───── The input

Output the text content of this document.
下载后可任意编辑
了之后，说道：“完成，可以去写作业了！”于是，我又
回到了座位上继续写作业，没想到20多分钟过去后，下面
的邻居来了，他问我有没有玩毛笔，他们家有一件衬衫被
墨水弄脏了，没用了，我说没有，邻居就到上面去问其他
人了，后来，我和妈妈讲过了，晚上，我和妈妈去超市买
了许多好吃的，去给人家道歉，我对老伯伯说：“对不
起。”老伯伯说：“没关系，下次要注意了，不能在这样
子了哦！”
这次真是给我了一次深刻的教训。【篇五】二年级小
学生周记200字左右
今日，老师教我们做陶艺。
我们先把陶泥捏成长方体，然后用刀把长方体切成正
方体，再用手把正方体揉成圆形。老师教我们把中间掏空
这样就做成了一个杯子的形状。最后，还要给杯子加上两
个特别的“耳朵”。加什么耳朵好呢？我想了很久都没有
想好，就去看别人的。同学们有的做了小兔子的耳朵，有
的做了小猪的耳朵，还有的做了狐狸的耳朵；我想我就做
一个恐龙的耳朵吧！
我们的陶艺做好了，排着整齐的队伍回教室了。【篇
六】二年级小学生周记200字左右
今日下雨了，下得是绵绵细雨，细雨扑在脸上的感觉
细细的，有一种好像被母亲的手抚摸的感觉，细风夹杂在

──────────

Work to be completed >> Repeat the records above exactly, from the first line to the last.

Solution >>
Output the text content of this document.
下载后可任意编辑
了之后，说道：“完成，可以去写作业了！”于是，我又
回到了座位上继续写作业，没想到20多分钟过去后，下面
的邻居来了，他问我有没有玩毛笔，他们家有一件衬衫被
墨水弄脏了，没用了，我说没有，邻居就到上面去问其他
人了，后来，我和妈妈讲过了，晚上，我和妈妈去超市买
了许多好吃的，去给人家道歉，我对老伯伯说：“对不
起。”老伯伯说：“没关系，下次要注意了，不能在这样
子了哦！”
这次真是给我了一次深刻的教训。【篇五】二年级小
学生周记200字左右
今日，老师教我们做陶艺。
我们先把陶泥捏成长方体，然后用刀把长方体切成正
方体，再用手把正方体揉成圆形。老师教我们把中间掏空
这样就做成了一个杯子的形状。最后，还要给杯子加上两
个特别的“耳朵”。加什么耳朵好呢？我想了很久都没有
想好，就去看别人的。同学们有的做了小兔子的耳朵，有
的做了小猪的耳朵，还有的做了狐狸的耳朵；我想我就做
一个恐龙的耳朵吧！
我们的陶艺做好了，排着整齐的队伍回教室了。【篇
六】二年级小学生周记200字左右
今日下雨了，下得是绵绵细雨，细雨扑在脸上的感觉
细细的，有一种好像被母亲的手抚摸的感觉，细风夹杂在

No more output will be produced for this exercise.